*** RECORDS SUPPLIED ***

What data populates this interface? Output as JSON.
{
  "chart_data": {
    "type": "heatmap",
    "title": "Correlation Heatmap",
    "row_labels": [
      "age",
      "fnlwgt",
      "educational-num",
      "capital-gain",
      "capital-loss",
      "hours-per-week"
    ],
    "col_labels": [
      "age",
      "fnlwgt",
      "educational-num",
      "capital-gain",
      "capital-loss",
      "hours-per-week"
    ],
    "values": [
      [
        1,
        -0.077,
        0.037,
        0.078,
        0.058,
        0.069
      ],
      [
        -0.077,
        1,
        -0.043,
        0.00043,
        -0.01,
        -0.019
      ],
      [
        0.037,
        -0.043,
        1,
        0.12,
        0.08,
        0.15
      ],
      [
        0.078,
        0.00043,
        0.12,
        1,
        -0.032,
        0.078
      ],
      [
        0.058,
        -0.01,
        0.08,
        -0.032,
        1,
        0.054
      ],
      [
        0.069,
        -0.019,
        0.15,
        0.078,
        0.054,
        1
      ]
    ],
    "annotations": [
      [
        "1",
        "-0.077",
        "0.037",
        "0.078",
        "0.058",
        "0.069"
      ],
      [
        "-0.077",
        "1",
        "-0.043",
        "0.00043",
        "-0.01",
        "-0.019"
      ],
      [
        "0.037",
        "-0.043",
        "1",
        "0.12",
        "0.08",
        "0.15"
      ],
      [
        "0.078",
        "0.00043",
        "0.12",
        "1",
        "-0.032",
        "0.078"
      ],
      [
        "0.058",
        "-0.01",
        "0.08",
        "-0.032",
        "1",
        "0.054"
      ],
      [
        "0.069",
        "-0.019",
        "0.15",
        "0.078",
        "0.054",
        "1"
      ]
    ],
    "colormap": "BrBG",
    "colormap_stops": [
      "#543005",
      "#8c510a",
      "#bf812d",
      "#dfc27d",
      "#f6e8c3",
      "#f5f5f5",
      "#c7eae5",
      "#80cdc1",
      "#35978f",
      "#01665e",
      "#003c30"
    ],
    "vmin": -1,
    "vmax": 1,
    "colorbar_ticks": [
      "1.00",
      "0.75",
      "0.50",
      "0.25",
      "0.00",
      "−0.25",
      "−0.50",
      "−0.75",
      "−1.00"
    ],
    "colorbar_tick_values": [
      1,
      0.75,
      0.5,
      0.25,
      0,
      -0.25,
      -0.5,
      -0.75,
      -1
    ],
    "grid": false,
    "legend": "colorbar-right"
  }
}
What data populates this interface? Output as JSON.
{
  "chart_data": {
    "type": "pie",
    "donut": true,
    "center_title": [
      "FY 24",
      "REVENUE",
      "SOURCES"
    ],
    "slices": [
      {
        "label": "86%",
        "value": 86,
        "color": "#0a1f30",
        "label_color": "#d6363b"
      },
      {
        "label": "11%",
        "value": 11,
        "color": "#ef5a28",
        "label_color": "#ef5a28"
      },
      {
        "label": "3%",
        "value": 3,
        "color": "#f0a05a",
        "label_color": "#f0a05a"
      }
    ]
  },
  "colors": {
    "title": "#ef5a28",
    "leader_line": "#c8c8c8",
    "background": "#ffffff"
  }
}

***

### TASK OBJECTIVE
Make an exact copy of all the data.

### CORRECT OUTPUT
What data populates this interface? Output as JSON.
{
  "chart_data": {
    "type": "heatmap",
    "title": "Correlation Heatmap",
    "row_labels": [
      "age",
      "fnlwgt",
      "educational-num",
      "capital-gain",
      "capital-loss",
      "hours-per-week"
    ],
    "col_labels": [
      "age",
      "fnlwgt",
      "educational-num",
      "capital-gain",
      "capital-loss",
      "hours-per-week"
    ],
    "values": [
      [
        1,
        -0.077,
        0.037,
        0.078,
        0.058,
        0.069
      ],
      [
        -0.077,
        1,
        -0.043,
        0.00043,
        -0.01,
        -0.019
      ],
      [
        0.037,
        -0.043,
        1,
        0.12,
        0.08,
        0.15
      ],
      [
        0.078,
        0.00043,
        0.12,
        1,
        -0.032,
        0.078
      ],
      [
        0.058,
        -0.01,
        0.08,
        -0.032,
        1,
        0.054
      ],
      [
        0.069,
        -0.019,
        0.15,
        0.078,
        0.054,
        1
      ]
    ],
    "annotations": [
      [
        "1",
        "-0.077",
        "0.037",
        "0.078",
        "0.058",
        "0.069"
      ],
      [
        "-0.077",
        "1",
        "-0.043",
        "0.00043",
        "-0.01",
        "-0.019"
      ],
      [
        "0.037",
        "-0.043",
        "1",
        "0.12",
        "0.08",
        "0.15"
      ],
      [
        "0.078",
        "0.00043",
        "0.12",
        "1",
        "-0.032",
        "0.078"
      ],
      [
        "0.058",
        "-0.01",
        "0.08",
        "-0.032",
        "1",
        "0.054"
      ],
      [
        "0.069",
        "-0.019",
        "0.15",
        "0.078",
        "0.054",
        "1"
      ]
    ],
    "colormap": "BrBG",
    "colormap_stops": [
      "#543005",
      "#8c510a",
      "#bf812d",
      "#dfc27d",
      "#f6e8c3",
      "#f5f5f5",
      "#c7eae5",
      "#80cdc1",
      "#35978f",
      "#01665e",
      "#003c30"
    ],
    "vmin": -1,
    "vmax": 1,
    "colorbar_ticks": [
      "1.00",
      "0.75",
      "0.50",
      "0.25",
      "0.00",
      "−0.25",
      "−0.50",
      "−0.75",
      "−1.00"
    ],
    "colorbar_tick_values": [
      1,
      0.75,
      0.5,
      0.25,
      0,
      -0.25,
      -0.5,
      -0.75,
      -1
    ],
    "grid": false,
    "legend": "colorbar-right"
  }
}
What data populates this interface? Output as JSON.
{
  "chart_data": {
    "type": "pie",
    "donut": true,
    "center_title": [
      "FY 24",
      "REVENUE",
      "SOURCES"
    ],
    "slices": [
      {
        "label": "86%",
        "value": 86,
        "color": "#0a1f30",
        "label_color": "#d6363b"
      },
      {
        "label": "11%",
        "value": 11,
        "color": "#ef5a28",
        "label_color": "#ef5a28"
      },
      {
        "label": "3%",
        "value": 3,
        "color": "#f0a05a",
        "label_color": "#f0a05a"
      }
    ]
  },
  "colors": {
    "title": "#ef5a28",
    "leader_line": "#c8c8c8",
    "background": "#ffffff"
  }
}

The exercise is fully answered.